Work to do: Look for the word "Size" in the entries below, then copy every line that has it.

>> start

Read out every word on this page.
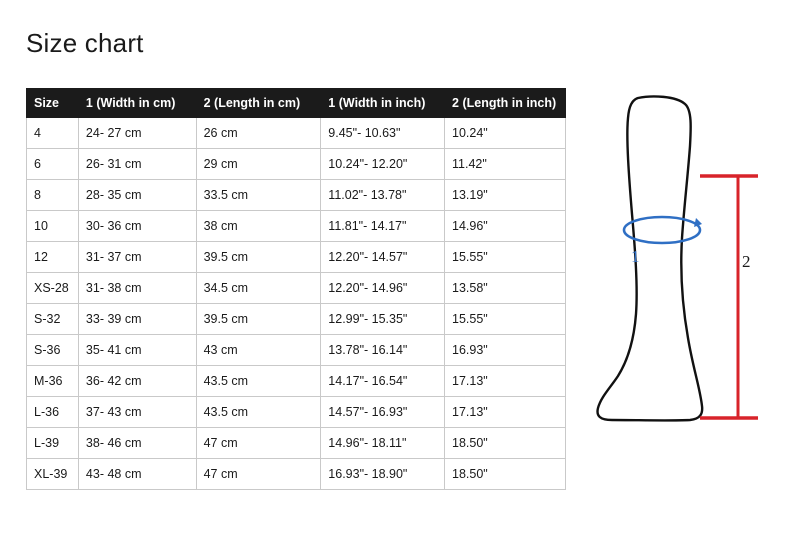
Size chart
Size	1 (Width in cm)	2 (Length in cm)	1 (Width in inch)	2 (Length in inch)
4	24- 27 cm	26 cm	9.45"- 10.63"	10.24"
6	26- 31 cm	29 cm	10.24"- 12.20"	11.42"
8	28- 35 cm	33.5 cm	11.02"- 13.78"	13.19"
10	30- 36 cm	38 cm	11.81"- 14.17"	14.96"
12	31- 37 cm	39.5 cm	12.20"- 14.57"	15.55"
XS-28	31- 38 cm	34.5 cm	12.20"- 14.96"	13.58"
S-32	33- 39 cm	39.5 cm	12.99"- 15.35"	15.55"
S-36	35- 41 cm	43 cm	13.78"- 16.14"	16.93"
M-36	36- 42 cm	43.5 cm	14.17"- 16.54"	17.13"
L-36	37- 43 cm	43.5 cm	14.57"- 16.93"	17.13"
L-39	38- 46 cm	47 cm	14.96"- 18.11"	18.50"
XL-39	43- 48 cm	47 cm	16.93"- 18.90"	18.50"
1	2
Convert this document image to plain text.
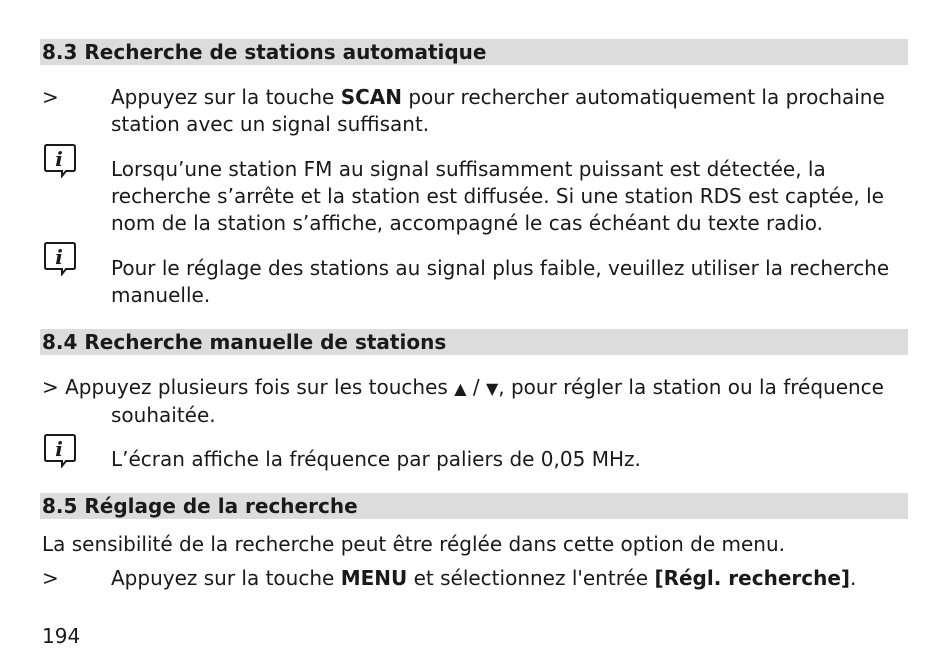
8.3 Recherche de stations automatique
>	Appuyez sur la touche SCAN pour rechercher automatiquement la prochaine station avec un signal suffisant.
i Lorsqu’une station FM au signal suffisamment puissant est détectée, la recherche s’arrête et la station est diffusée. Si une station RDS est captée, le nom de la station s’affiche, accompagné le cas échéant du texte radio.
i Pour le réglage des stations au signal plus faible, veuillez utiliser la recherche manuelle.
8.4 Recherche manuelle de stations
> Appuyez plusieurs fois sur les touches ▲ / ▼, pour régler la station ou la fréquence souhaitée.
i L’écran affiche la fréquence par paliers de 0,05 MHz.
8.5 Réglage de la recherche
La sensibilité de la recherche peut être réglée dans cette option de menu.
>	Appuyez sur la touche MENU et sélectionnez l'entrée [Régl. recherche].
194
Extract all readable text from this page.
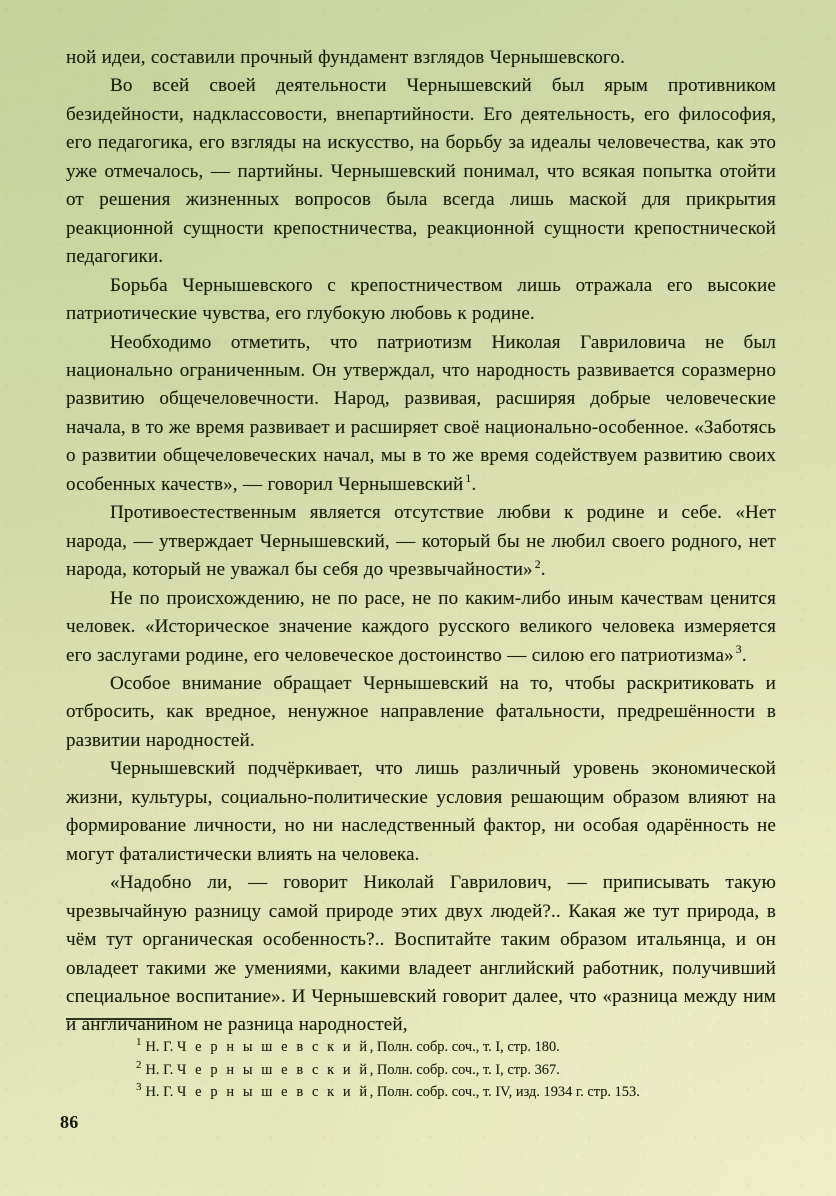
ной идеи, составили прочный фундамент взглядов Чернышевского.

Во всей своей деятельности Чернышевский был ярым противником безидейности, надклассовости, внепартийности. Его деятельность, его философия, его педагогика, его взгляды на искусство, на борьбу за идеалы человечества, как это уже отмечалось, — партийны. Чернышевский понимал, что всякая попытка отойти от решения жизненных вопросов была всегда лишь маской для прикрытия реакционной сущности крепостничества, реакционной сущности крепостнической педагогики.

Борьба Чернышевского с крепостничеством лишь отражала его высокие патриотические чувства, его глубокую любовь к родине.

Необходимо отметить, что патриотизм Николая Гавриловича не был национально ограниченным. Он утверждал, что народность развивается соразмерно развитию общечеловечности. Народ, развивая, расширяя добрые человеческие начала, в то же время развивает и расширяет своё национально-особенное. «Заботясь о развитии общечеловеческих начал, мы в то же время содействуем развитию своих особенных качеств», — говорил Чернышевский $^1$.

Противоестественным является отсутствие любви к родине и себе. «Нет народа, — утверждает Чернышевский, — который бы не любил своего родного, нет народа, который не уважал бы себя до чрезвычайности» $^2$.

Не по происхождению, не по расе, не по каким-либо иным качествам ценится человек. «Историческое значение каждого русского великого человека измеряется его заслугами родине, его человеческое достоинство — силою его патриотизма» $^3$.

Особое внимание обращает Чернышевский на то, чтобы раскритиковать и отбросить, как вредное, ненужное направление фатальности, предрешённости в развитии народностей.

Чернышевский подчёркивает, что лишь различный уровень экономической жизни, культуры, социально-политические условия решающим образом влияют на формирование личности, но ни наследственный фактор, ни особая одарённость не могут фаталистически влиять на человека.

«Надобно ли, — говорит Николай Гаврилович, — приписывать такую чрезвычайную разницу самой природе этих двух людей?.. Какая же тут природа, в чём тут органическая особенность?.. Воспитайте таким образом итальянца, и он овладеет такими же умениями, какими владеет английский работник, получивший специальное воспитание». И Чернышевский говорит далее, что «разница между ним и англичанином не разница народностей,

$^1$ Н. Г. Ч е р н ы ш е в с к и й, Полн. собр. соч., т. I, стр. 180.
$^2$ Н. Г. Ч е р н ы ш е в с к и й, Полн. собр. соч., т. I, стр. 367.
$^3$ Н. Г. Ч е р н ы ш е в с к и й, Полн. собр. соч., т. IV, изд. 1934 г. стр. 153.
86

>> end

Written response:
Size chart
Size	1 (Width in cm)	2 (Length in cm)	1 (Width in inch)	2 (Length in inch)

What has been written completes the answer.